__Selected passage__
The Investigation (Danish: Efterforskningen) is a six-part series, directed by Tobias Lindholm. The series is based on the investigation of the death of Kim Wall, a 30-year-old Swedish journalist. The series follows the criminal investigation of the case, featuring  Søren Malling as Chief Inspector Jens Møller, Laura Christensen as Police Investigator Maibritt Porse, Pilou Asbæk as Special Prosecutor Jakob Buch-Jepsen and Rolf Lassgård and Pernilla August as Wall's parents. The series originally aired on 28 September 2020 on TV2 in Denmark and Sweden's SVT. It was broadcast on UK'S BBC Two between 22 January and 5 February 2021. HBO began showing the series on 1 February 2021.

Cast
Søren Malling as chief investigator Jens Møller Jansen
Pilou Asbæk as special prosecutor Jakob Buch-Jepsen
Pernilla August as Ingrid Wall (victim’s mother)

__Data excerpt__

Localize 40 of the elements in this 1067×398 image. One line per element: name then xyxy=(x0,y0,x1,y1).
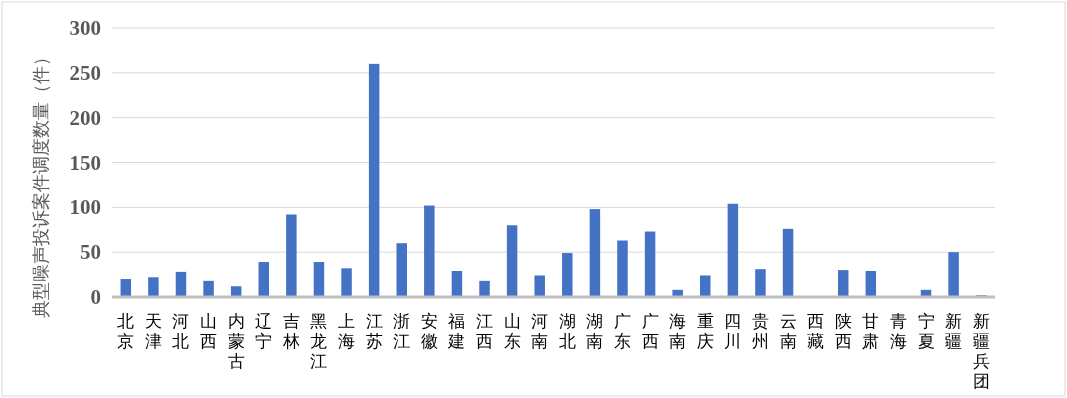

__Direction 1__
Who directed The Investigation, according to the passage about the series?
__Direction 2__
From the passage about The Investigation, restate the part that opens with the words containing "The Investigation (Danish: Efterforskningen)" and closes with "Wall (victim’s mother)", swapping "Pilou Asbæk" for "Mads Mikkelsen".

__Full response 1__
Tobias Lindholm

__Full response 2__
The Investigation (Danish: Efterforskningen) is a six-part series, directed by Tobias Lindholm. The series is based on the investigation of the death of Kim Wall, a 30-year-old Swedish journalist. The series follows the criminal investigation of the case, featuring  Søren Malling as Chief Inspector Jens Møller, Laura Christensen as Police Investigator Maibritt Porse, Mads Mikkelsen as Special Prosecutor Jakob Buch-Jepsen and Rolf Lassgård and Pernilla August as Wall's parents. The series originally aired on 28 September 2020 on TV2 in Denmark and Sweden's SVT. It was broadcast on UK'S BBC Two between 22 January and 5 February 2021. HBO began showing the series on 1 February 2021.

Cast
Søren Malling as chief investigator Jens Møller Jansen
Mads Mikkelsen as special prosecutor Jakob Buch-Jepsen
Pernilla August as Ingrid Wall (victim’s mother)